• _Given task_: Reproduce the listing that follows with no differences at all.
━━ Records for the exercise ━━
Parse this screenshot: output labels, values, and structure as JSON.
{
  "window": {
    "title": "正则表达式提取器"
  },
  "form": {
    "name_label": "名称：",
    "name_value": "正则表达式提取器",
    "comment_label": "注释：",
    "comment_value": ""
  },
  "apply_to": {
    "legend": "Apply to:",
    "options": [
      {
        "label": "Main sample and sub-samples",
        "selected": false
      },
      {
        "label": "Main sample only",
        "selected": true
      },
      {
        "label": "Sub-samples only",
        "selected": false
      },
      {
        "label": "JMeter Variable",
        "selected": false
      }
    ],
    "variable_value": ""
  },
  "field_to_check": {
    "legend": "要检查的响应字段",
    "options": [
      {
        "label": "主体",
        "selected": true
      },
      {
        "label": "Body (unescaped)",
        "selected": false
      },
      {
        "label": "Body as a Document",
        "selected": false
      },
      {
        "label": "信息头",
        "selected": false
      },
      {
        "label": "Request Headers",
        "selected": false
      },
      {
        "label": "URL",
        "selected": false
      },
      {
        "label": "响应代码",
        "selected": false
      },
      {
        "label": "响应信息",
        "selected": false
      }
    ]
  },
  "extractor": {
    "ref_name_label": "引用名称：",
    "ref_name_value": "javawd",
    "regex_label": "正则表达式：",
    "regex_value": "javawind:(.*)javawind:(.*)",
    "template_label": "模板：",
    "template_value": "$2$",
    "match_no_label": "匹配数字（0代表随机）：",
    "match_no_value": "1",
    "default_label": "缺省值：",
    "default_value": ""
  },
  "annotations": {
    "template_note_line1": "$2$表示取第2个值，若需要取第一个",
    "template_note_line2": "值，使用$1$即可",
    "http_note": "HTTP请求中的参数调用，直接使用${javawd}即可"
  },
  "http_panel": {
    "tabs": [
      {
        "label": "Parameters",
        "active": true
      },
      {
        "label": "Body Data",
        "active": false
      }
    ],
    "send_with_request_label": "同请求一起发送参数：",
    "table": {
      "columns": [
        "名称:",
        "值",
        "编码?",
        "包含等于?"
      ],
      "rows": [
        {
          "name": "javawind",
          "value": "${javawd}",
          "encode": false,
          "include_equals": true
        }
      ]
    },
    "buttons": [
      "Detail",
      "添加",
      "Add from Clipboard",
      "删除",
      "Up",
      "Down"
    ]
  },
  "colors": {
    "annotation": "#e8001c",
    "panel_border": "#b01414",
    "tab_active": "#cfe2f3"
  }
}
━━━
• _Output of the exercise_:
Parse this screenshot: output labels, values, and structure as JSON.
{
  "window": {
    "title": "正则表达式提取器"
  },
  "form": {
    "name_label": "名称：",
    "name_value": "正则表达式提取器",
    "comment_label": "注释：",
    "comment_value": ""
  },
  "apply_to": {
    "legend": "Apply to:",
    "options": [
      {
        "label": "Main sample and sub-samples",
        "selected": false
      },
      {
        "label": "Main sample only",
        "selected": true
      },
      {
        "label": "Sub-samples only",
        "selected": false
      },
      {
        "label": "JMeter Variable",
        "selected": false
      }
    ],
    "variable_value": ""
  },
  "field_to_check": {
    "legend": "要检查的响应字段",
    "options": [
      {
        "label": "主体",
        "selected": true
      },
      {
        "label": "Body (unescaped)",
        "selected": false
      },
      {
        "label": "Body as a Document",
        "selected": false
      },
      {
        "label": "信息头",
        "selected": false
      },
      {
        "label": "Request Headers",
        "selected": false
      },
      {
        "label": "URL",
        "selected": false
      },
      {
        "label": "响应代码",
        "selected": false
      },
      {
        "label": "响应信息",
        "selected": false
      }
    ]
  },
  "extractor": {
    "ref_name_label": "引用名称：",
    "ref_name_value": "javawd",
    "regex_label": "正则表达式：",
    "regex_value": "javawind:(.*)javawind:(.*)",
    "template_label": "模板：",
    "template_value": "$2$",
    "match_no_label": "匹配数字（0代表随机）：",
    "match_no_value": "1",
    "default_label": "缺省值：",
    "default_value": ""
  },
  "annotations": {
    "template_note_line1": "$2$表示取第2个值，若需要取第一个",
    "template_note_line2": "值，使用$1$即可",
    "http_note": "HTTP请求中的参数调用，直接使用${javawd}即可"
  },
  "http_panel": {
    "tabs": [
      {
        "label": "Parameters",
        "active": true
      },
      {
        "label": "Body Data",
        "active": false
      }
    ],
    "send_with_request_label": "同请求一起发送参数：",
    "table": {
      "columns": [
        "名称:",
        "值",
        "编码?",
        "包含等于?"
      ],
      "rows": [
        {
          "name": "javawind",
          "value": "${javawd}",
          "encode": false,
          "include_equals": true
        }
      ]
    },
    "buttons": [
      "Detail",
      "添加",
      "Add from Clipboard",
      "删除",
      "Up",
      "Down"
    ]
  },
  "colors": {
    "annotation": "#e8001c",
    "panel_border": "#b01414",
    "tab_active": "#cfe2f3"
  }
}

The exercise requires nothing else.